_STATED PROBLEM:_ Look through the data below and say how many of its lines contain "Broadband", adding nothing else.
___ EXERCISE MATERIALS
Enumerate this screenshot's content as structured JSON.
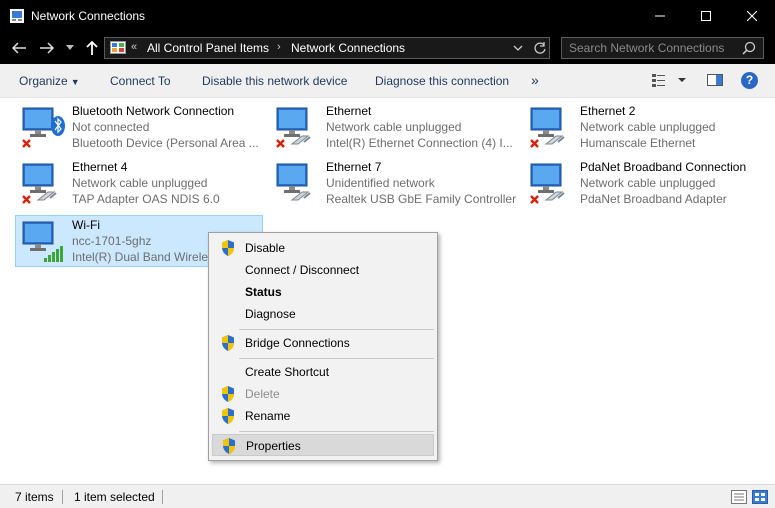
{
  "window": {
    "title": "Network Connections"
  },
  "nav": {
    "breadcrumb_overflow": "«",
    "crumbs": [
      "All Control Panel Items",
      "Network Connections"
    ],
    "separator": "›",
    "search_placeholder": "Search Network Connections"
  },
  "toolbar": {
    "organize": "Organize",
    "connect_to": "Connect To",
    "disable_device": "Disable this network device",
    "diagnose": "Diagnose this connection",
    "more": "»"
  },
  "connections": [
    {
      "name": "Bluetooth Network Connection",
      "status": "Not connected",
      "device": "Bluetooth Device (Personal Area ...",
      "kind": "bluetooth",
      "state": "disconnected"
    },
    {
      "name": "Ethernet",
      "status": "Network cable unplugged",
      "device": "Intel(R) Ethernet Connection (4) I...",
      "kind": "ethernet",
      "state": "unplugged"
    },
    {
      "name": "Ethernet 2",
      "status": "Network cable unplugged",
      "device": "Humanscale Ethernet",
      "kind": "ethernet",
      "state": "unplugged"
    },
    {
      "name": "Ethernet 4",
      "status": "Network cable unplugged",
      "device": "TAP Adapter OAS NDIS 6.0",
      "kind": "ethernet",
      "state": "unplugged"
    },
    {
      "name": "Ethernet 7",
      "status": "Unidentified network",
      "device": "Realtek USB GbE Family Controller",
      "kind": "ethernet",
      "state": "connected"
    },
    {
      "name": "PdaNet Broadband Connection",
      "status": "Network cable unplugged",
      "device": "PdaNet Broadband Adapter",
      "kind": "ethernet",
      "state": "unplugged"
    },
    {
      "name": "Wi-Fi",
      "status": "ncc-1701-5ghz",
      "device": "Intel(R) Dual Band Wireless",
      "kind": "wifi",
      "state": "connected",
      "selected": true
    }
  ],
  "context_menu": {
    "items": [
      {
        "label": "Disable",
        "shield": true
      },
      {
        "label": "Connect / Disconnect"
      },
      {
        "label": "Status",
        "bold": true
      },
      {
        "label": "Diagnose"
      },
      {
        "label": "Bridge Connections",
        "shield": true
      },
      {
        "label": "Create Shortcut"
      },
      {
        "label": "Delete",
        "shield": true,
        "disabled": true
      },
      {
        "label": "Rename",
        "shield": true
      },
      {
        "label": "Properties",
        "shield": true,
        "highlighted": true
      }
    ]
  },
  "statusbar": {
    "item_count": "7 items",
    "selection": "1 item selected"
  },
  "colors": {
    "titlebar": "#000000",
    "selection_bg": "#cce8ff",
    "command_text": "#1e395b",
    "error_red": "#d81e06",
    "help_blue": "#2b66c4"
  }
}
______
_FINAL RESULT:_ 2